**THE DATA**.
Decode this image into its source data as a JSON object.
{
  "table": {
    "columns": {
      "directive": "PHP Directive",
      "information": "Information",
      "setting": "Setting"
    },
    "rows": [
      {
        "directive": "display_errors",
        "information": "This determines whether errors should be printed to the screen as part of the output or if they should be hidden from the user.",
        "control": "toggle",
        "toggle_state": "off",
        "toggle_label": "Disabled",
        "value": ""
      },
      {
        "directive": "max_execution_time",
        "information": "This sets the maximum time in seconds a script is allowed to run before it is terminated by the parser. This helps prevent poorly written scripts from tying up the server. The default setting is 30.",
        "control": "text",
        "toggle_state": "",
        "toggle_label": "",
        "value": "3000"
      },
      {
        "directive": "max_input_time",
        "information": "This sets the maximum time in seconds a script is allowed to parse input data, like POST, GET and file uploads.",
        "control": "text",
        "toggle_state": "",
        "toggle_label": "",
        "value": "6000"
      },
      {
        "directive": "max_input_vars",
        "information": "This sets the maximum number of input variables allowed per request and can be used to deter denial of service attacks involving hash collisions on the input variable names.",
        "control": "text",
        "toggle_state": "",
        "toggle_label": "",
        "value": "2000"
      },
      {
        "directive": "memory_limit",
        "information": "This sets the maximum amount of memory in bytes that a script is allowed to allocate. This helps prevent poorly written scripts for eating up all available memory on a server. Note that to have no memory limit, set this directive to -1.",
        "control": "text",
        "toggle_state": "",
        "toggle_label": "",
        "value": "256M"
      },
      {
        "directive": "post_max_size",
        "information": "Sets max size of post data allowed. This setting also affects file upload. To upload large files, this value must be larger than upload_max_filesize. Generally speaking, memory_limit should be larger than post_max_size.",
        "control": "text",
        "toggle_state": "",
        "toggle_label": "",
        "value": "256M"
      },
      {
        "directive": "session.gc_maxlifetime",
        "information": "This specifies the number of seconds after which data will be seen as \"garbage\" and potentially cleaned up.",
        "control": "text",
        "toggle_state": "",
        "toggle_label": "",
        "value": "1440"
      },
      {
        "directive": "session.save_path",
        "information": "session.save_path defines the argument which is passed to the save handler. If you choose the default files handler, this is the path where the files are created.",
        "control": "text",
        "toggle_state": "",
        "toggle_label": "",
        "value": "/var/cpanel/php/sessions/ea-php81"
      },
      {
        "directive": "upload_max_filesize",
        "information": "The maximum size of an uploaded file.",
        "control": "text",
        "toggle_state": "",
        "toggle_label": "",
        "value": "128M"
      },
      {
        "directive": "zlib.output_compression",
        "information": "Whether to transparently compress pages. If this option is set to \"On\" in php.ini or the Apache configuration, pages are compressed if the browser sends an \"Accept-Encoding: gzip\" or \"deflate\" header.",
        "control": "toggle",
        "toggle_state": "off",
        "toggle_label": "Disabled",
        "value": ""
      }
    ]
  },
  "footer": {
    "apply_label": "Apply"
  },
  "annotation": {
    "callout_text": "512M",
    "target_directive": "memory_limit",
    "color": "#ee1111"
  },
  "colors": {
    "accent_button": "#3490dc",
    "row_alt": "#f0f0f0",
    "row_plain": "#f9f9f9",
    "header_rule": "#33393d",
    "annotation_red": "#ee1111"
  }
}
---
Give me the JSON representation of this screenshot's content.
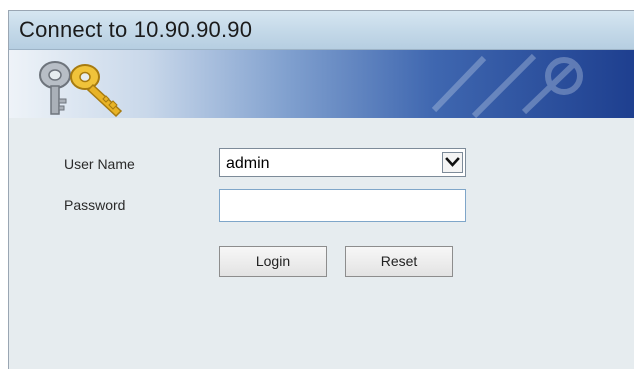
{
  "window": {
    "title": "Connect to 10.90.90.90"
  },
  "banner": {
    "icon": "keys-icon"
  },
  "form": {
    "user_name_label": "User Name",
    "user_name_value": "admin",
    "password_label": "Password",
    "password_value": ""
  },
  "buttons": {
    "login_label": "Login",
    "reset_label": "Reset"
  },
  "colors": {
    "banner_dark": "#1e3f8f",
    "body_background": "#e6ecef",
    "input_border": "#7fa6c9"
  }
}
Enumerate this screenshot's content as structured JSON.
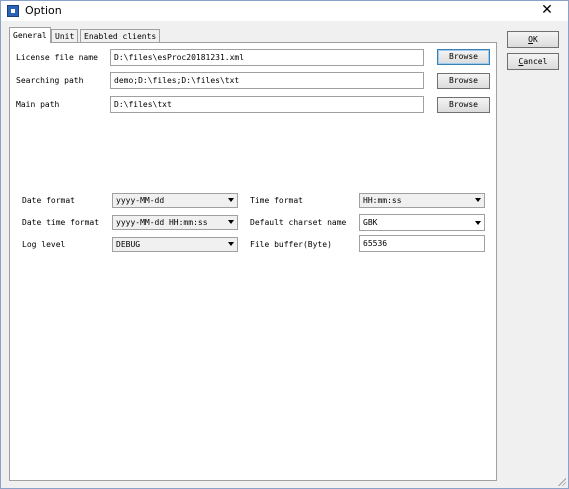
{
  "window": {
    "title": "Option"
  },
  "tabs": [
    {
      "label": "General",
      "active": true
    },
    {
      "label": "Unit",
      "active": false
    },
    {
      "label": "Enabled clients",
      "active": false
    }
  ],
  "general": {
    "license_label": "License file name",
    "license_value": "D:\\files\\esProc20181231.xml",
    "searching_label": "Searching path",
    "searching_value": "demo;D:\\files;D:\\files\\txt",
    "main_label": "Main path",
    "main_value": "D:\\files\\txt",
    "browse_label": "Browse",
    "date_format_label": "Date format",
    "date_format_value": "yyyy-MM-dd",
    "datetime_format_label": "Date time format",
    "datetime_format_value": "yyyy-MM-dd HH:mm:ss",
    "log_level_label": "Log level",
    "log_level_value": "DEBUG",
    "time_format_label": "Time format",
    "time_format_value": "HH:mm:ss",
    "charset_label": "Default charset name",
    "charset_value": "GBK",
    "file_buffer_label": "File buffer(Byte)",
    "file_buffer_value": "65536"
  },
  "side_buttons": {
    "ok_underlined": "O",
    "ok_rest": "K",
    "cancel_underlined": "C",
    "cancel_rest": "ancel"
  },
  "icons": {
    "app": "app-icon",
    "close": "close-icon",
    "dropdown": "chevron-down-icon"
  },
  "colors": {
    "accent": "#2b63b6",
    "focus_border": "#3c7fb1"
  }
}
* * *
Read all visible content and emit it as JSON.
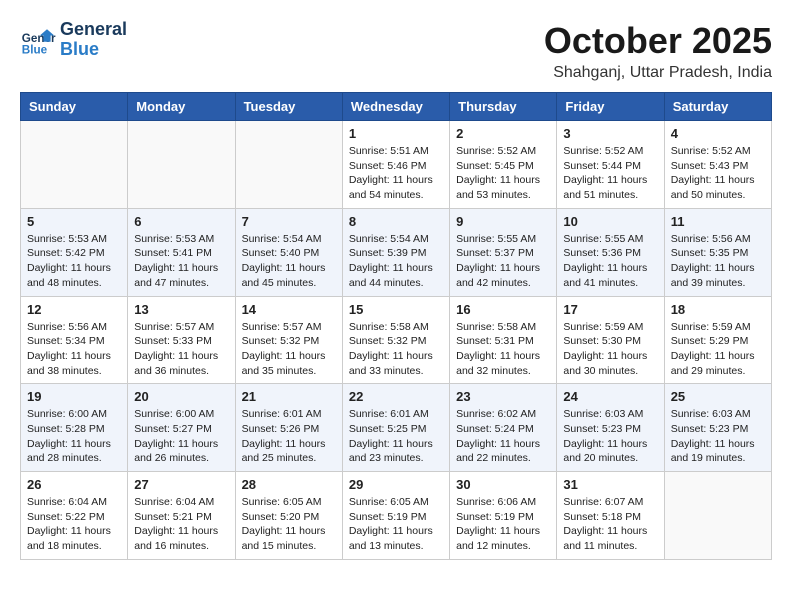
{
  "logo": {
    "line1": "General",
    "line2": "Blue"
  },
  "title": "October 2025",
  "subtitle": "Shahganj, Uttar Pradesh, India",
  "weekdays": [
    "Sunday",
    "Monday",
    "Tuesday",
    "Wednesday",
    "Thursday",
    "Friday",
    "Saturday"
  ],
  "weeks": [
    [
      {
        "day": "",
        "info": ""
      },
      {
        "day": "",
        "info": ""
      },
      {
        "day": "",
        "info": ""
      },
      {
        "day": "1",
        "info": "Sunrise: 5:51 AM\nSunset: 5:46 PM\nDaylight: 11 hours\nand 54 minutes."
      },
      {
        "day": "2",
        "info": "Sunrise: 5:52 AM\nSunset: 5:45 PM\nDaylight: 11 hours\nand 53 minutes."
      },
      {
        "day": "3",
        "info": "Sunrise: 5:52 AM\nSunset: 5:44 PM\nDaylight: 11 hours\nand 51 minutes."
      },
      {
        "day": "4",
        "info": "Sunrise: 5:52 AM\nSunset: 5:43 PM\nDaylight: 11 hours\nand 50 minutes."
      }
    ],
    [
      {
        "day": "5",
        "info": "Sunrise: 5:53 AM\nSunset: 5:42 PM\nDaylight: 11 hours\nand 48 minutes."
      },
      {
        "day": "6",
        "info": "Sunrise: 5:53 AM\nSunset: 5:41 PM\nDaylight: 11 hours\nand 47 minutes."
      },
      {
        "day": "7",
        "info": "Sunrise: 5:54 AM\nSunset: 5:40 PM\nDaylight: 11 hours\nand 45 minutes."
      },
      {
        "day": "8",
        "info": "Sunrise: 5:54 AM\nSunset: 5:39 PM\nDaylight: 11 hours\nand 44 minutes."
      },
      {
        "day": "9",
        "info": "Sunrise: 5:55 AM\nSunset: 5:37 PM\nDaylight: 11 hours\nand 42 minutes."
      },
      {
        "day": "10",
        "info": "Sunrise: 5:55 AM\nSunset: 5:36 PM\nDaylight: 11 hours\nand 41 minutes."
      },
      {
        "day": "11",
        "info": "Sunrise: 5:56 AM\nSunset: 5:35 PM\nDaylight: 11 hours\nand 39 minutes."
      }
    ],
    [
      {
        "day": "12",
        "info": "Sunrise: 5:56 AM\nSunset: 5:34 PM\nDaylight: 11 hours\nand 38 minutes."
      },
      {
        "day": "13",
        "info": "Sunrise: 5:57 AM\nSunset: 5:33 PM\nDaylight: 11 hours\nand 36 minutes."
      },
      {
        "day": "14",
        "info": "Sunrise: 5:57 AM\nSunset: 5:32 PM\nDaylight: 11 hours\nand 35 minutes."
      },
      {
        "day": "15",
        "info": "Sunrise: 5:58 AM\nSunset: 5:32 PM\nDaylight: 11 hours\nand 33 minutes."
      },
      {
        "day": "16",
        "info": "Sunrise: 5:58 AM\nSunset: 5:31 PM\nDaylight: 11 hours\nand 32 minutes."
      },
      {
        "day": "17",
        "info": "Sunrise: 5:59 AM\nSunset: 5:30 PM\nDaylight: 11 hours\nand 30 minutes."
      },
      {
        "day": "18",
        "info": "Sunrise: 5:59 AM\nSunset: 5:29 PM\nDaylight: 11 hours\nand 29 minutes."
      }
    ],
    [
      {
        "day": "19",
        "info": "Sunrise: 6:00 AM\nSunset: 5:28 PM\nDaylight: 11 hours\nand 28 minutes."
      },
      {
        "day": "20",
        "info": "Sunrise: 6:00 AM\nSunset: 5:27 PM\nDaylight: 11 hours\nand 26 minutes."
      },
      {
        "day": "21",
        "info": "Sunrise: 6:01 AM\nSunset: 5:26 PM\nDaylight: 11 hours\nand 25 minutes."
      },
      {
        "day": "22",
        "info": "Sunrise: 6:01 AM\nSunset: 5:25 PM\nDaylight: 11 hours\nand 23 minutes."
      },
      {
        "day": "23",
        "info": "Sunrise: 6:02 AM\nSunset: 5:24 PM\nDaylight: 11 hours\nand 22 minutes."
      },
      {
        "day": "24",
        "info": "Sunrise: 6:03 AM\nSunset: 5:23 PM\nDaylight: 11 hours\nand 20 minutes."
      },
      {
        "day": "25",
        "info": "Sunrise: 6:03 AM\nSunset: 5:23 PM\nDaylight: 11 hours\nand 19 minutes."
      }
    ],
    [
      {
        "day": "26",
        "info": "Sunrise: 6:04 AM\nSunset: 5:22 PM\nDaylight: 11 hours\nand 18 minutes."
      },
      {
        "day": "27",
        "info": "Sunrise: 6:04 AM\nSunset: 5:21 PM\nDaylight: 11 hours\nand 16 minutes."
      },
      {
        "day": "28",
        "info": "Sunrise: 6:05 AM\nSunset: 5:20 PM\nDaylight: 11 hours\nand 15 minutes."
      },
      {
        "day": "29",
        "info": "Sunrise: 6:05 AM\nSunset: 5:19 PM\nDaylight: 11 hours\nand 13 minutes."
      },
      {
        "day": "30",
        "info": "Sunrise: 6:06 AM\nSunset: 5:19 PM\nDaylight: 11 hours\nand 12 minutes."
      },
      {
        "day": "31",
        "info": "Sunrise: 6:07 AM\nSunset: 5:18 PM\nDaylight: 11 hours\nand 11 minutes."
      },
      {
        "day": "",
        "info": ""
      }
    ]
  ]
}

**STATED GOAL**. Go over the records above and tally each line that includes "server". Give the total by itself.

**ANSWER TO THE TASK**. 2